═══ Исходный текст ═══

Вряд ли это касается БСВ. Щедрость в распределении благ всегда ценилась высоко, а благотворительность рассматривалась и как личное самоутверждение индивида с целью набрать очки в постоянной «игре чести» с оппонентами. Лидерства и верховенства отнюдь не избегали, к ним рвались и жадно их оспаривали. Даже соперничество с ближайшими родственниками не вызывало осуждения. «Как же могла подобная ценностная система самовозвеличения соотноситься с этикой равноправия? Не является ли последняя всего лишь маской для первой, приспособленной успешными, чтобы утихомирить неудачников?» (с. 261). По автору, это не так: элита и обездоленные разделяли веру в равенство, совпадавшую с сильными личными амбициями. Внешне несовместимое переплетение эгалитарных убеждений с индивидуальным самопогружением и постоянным соревнованием, возможно, лучше всего объяснил

Токвиль, который, размышляя над примером США, утверждал, что отсутствие утвержденных социальных позиций в открытом эгалитарном обществе логически ведет к статусной неустойчивости и интенсивным конкурентным распрям между равными индивидами. Возможность добиться огромных привилегий, которыми пользуются лишь некоторые, открыта для всех, откуда постоянный страх их обладателей потерять их полностью или частично. Немедленный результат - тихая война между всеми гражданами: одни всячески пытаются проникнуть в среду вышестоящих, а другие неустанно силятся их вытолкнуть. Пример БСВ параллелен, невзирая на тот факт, что, в отличие от настоящего индивидуализма Америки, родословная структура БСВ сводила людей в формальные союзы. Однако эти связи никогда не предотвращали внутреннего антагонизма.

═══ Данные ═══

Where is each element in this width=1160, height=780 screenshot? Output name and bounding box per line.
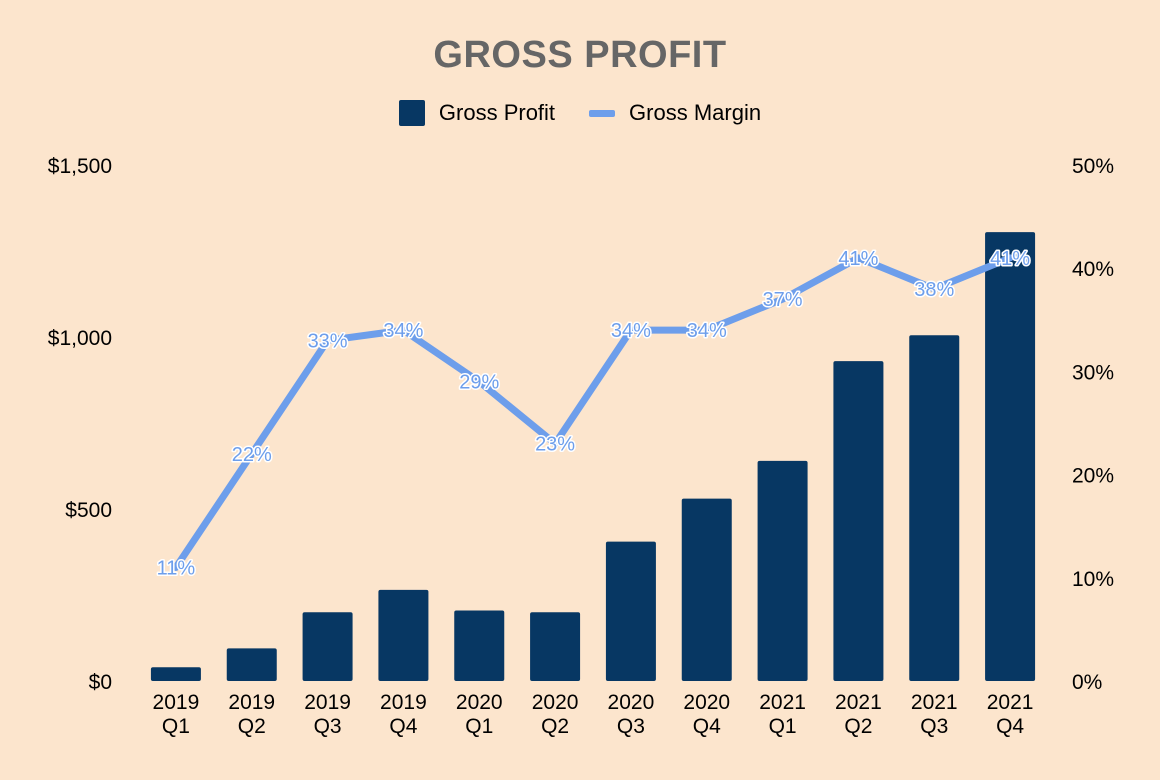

═══

Задания:
1. Выведите из исходного текста отрывок, начиная со слов «Токвиль, который, размышляя» и заканчивая словами «предотвращали внутреннего антагонизма.» включительно.
2. Как перевести на английский язык предложение из исходного текста «Даже соперничество с ближайшими родственниками не вызывало осуждения.»?

Ответы к заданиям:
1.
Токвиль, который, размышляя над примером США, утверждал, что отсутствие утвержденных социальных позиций в открытом эгалитарном обществе логически ведет к статусной неустойчивости и интенсивным конкурентным распрям между равными индивидами. Возможность добиться огромных привилегий, которыми пользуются лишь некоторые, открыта для всех, откуда постоянный страх их обладателей потерять их полностью или частично. Немедленный результат - тихая война между всеми гражданами: одни всячески пытаются проникнуть в среду вышестоящих, а другие неустанно силятся их вытолкнуть. Пример БСВ параллелен, невзирая на тот факт, что, в отличие от настоящего индивидуализма Америки, родословная структура БСВ сводила людей в формальные союзы. Однако эти связи никогда не предотвращали внутреннего антагонизма.

2. Even rivalry with one's closest relatives did not draw condemnation.